> [Objective]:
Keep the pictures out and restate every record exactly.

> [Dataset entries]:
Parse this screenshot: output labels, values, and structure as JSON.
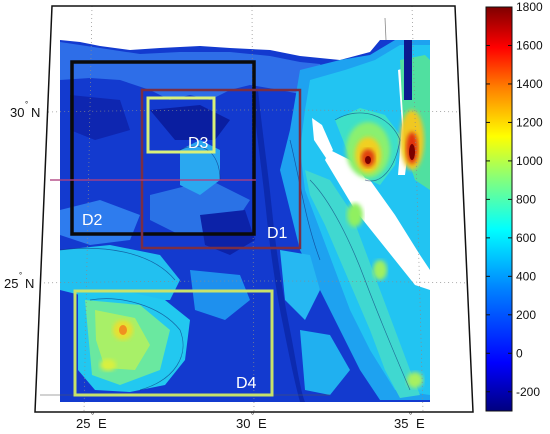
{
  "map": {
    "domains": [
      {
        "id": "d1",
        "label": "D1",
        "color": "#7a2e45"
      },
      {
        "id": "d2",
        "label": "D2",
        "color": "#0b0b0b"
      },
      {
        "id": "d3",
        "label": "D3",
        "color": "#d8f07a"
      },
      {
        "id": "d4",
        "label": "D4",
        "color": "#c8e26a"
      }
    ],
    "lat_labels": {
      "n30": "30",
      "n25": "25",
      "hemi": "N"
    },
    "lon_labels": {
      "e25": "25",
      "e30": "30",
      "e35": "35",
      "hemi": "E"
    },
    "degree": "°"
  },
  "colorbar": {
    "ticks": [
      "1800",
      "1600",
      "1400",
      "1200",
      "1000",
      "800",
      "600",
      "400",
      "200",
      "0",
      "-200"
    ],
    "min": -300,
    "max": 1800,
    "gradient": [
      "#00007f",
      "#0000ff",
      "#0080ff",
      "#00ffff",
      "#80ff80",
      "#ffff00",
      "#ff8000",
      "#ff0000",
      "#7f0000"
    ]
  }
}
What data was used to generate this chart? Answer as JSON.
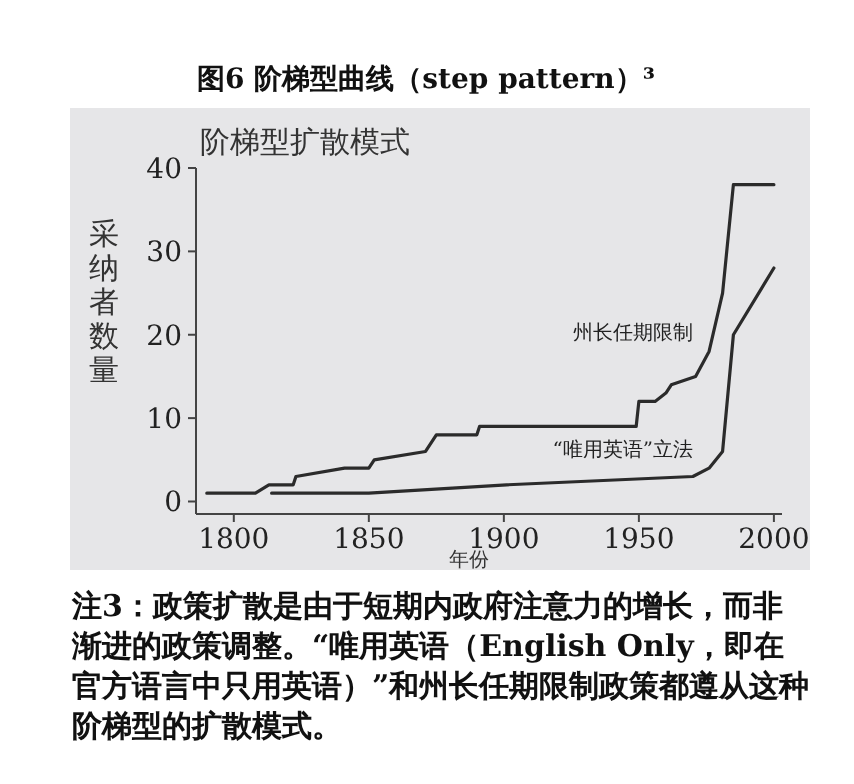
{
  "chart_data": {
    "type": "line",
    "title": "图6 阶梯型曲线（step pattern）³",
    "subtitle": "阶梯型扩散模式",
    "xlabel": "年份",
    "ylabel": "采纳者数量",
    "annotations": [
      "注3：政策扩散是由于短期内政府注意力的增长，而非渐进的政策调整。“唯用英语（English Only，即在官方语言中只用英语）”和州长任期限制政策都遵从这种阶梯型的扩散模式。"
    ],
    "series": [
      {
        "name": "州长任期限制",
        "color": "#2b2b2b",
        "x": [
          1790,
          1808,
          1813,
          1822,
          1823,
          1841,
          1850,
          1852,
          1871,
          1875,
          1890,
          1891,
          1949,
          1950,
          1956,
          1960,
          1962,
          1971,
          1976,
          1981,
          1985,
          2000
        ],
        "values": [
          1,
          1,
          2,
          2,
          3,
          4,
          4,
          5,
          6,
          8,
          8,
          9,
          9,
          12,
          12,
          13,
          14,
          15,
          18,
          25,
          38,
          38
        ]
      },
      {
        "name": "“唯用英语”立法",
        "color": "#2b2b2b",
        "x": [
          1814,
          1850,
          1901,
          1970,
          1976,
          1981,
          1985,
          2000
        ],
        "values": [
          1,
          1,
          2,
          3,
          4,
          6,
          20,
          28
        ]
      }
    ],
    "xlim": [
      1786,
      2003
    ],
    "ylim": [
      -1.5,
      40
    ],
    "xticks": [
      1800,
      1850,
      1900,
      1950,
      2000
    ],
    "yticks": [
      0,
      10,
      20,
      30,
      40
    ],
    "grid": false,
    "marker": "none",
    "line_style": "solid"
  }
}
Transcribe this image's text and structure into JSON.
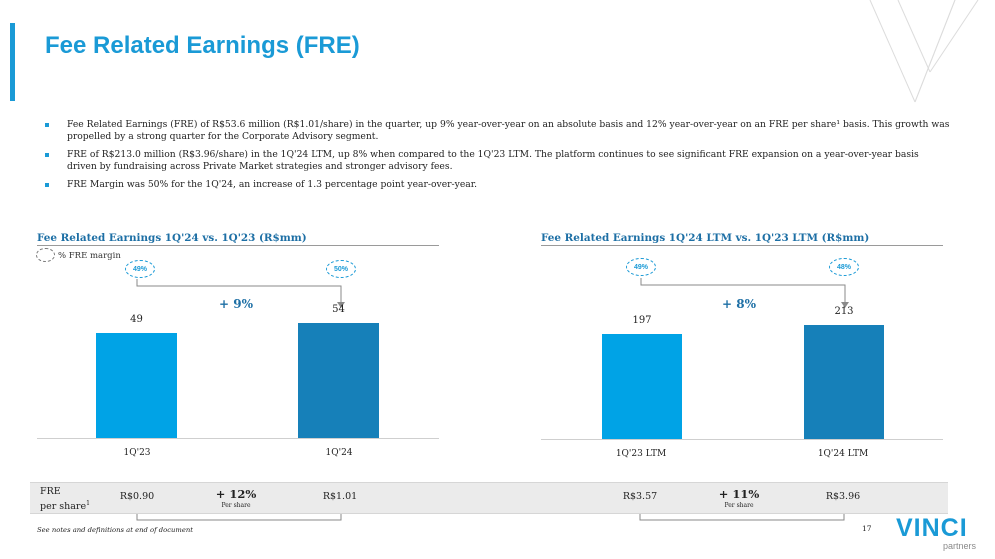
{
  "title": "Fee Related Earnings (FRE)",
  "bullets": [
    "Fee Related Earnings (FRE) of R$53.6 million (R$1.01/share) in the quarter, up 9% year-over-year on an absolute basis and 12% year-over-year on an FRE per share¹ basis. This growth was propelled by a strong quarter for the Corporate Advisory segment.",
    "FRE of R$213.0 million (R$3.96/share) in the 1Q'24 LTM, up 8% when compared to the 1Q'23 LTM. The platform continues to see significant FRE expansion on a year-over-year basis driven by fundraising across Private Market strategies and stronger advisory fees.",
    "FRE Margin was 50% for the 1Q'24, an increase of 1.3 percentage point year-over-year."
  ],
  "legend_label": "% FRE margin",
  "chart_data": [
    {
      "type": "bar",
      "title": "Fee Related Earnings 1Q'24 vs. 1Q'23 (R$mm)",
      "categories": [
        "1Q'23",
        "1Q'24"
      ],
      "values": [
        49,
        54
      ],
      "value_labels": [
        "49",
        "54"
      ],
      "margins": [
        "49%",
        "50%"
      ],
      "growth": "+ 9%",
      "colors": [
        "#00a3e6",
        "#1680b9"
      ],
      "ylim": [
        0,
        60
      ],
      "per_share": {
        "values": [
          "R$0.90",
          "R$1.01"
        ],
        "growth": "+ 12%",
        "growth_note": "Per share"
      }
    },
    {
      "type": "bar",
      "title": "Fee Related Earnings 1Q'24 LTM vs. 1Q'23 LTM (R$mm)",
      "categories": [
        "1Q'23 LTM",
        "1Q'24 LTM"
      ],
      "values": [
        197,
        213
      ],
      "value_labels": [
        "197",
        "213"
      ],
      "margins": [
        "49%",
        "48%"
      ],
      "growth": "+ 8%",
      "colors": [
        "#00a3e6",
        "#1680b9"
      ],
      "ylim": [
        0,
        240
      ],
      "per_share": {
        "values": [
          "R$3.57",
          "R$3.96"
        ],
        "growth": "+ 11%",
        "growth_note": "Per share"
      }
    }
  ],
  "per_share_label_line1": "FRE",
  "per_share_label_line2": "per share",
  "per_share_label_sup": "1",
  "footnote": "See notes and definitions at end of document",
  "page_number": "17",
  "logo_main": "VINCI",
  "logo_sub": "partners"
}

> [Solved problem]:
Parse this screenshot: output labels, values, and structure as JSON.
{
  "map": {
    "domains": [
      {
        "id": "d1",
        "label": "D1",
        "color": "#7a2e45"
      },
      {
        "id": "d2",
        "label": "D2",
        "color": "#0b0b0b"
      },
      {
        "id": "d3",
        "label": "D3",
        "color": "#d8f07a"
      },
      {
        "id": "d4",
        "label": "D4",
        "color": "#c8e26a"
      }
    ],
    "lat_labels": {
      "n30": "30",
      "n25": "25",
      "hemi": "N"
    },
    "lon_labels": {
      "e25": "25",
      "e30": "30",
      "e35": "35",
      "hemi": "E"
    },
    "degree": "°"
  },
  "colorbar": {
    "ticks": [
      "1800",
      "1600",
      "1400",
      "1200",
      "1000",
      "800",
      "600",
      "400",
      "200",
      "0",
      "-200"
    ],
    "min": -300,
    "max": 1800,
    "gradient": [
      "#00007f",
      "#0000ff",
      "#0080ff",
      "#00ffff",
      "#80ff80",
      "#ffff00",
      "#ff8000",
      "#ff0000",
      "#7f0000"
    ]
  }
}
What data was used to generate this chart? Answer as JSON.
{
  "chart_data": {
    "type": "line",
    "title": "图6 阶梯型曲线（step pattern）³",
    "subtitle": "阶梯型扩散模式",
    "xlabel": "年份",
    "ylabel": "采纳者数量",
    "annotations": [
      "注3：政策扩散是由于短期内政府注意力的增长，而非渐进的政策调整。“唯用英语（English Only，即在官方语言中只用英语）”和州长任期限制政策都遵从这种阶梯型的扩散模式。"
    ],
    "series": [
      {
        "name": "州长任期限制",
        "color": "#2b2b2b",
        "x": [
          1790,
          1808,
          1813,
          1822,
          1823,
          1841,
          1850,
          1852,
          1871,
          1875,
          1890,
          1891,
          1949,
          1950,
          1956,
          1960,
          1962,
          1971,
          1976,
          1981,
          1985,
          2000
        ],
        "values": [
          1,
          1,
          2,
          2,
          3,
          4,
          4,
          5,
          6,
          8,
          8,
          9,
          9,
          12,
          12,
          13,
          14,
          15,
          18,
          25,
          38,
          38
        ]
      },
      {
        "name": "“唯用英语”立法",
        "color": "#2b2b2b",
        "x": [
          1814,
          1850,
          1901,
          1970,
          1976,
          1981,
          1985,
          2000
        ],
        "values": [
          1,
          1,
          2,
          3,
          4,
          6,
          20,
          28
        ]
      }
    ],
    "xlim": [
      1786,
      2003
    ],
    "ylim": [
      -1.5,
      40
    ],
    "xticks": [
      1800,
      1850,
      1900,
      1950,
      2000
    ],
    "yticks": [
      0,
      10,
      20,
      30,
      40
    ],
    "grid": false,
    "marker": "none",
    "line_style": "solid"
  }
}
Transcribe this image's text and structure into JSON.
{
  "title": "Fee Related Earnings (FRE)",
  "bullets": [
    "Fee Related Earnings (FRE) of R$53.6 million (R$1.01/share) in the quarter, up 9% year-over-year on an absolute basis and 12% year-over-year on an FRE per share¹ basis. This growth was propelled by a strong quarter for the Corporate Advisory segment.",
    "FRE of R$213.0 million (R$3.96/share) in the 1Q'24 LTM, up 8% when compared to the 1Q'23 LTM. The platform continues to see significant FRE expansion on a year-over-year basis driven by fundraising across Private Market strategies and stronger advisory fees.",
    "FRE Margin was 50% for the 1Q'24, an increase of 1.3 percentage point year-over-year."
  ],
  "legend_label": "% FRE margin",
  "chart_data": [
    {
      "type": "bar",
      "title": "Fee Related Earnings 1Q'24 vs. 1Q'23 (R$mm)",
      "categories": [
        "1Q'23",
        "1Q'24"
      ],
      "values": [
        49,
        54
      ],
      "value_labels": [
        "49",
        "54"
      ],
      "margins": [
        "49%",
        "50%"
      ],
      "growth": "+ 9%",
      "colors": [
        "#00a3e6",
        "#1680b9"
      ],
      "ylim": [
        0,
        60
      ],
      "per_share": {
        "values": [
          "R$0.90",
          "R$1.01"
        ],
        "growth": "+ 12%",
        "growth_note": "Per share"
      }
    },
    {
      "type": "bar",
      "title": "Fee Related Earnings 1Q'24 LTM vs. 1Q'23 LTM (R$mm)",
      "categories": [
        "1Q'23 LTM",
        "1Q'24 LTM"
      ],
      "values": [
        197,
        213
      ],
      "value_labels": [
        "197",
        "213"
      ],
      "margins": [
        "49%",
        "48%"
      ],
      "growth": "+ 8%",
      "colors": [
        "#00a3e6",
        "#1680b9"
      ],
      "ylim": [
        0,
        240
      ],
      "per_share": {
        "values": [
          "R$3.57",
          "R$3.96"
        ],
        "growth": "+ 11%",
        "growth_note": "Per share"
      }
    }
  ],
  "per_share_label_line1": "FRE",
  "per_share_label_line2": "per share",
  "per_share_label_sup": "1",
  "footnote": "See notes and definitions at end of document",
  "page_number": "17",
  "logo_main": "VINCI",
  "logo_sub": "partners"
}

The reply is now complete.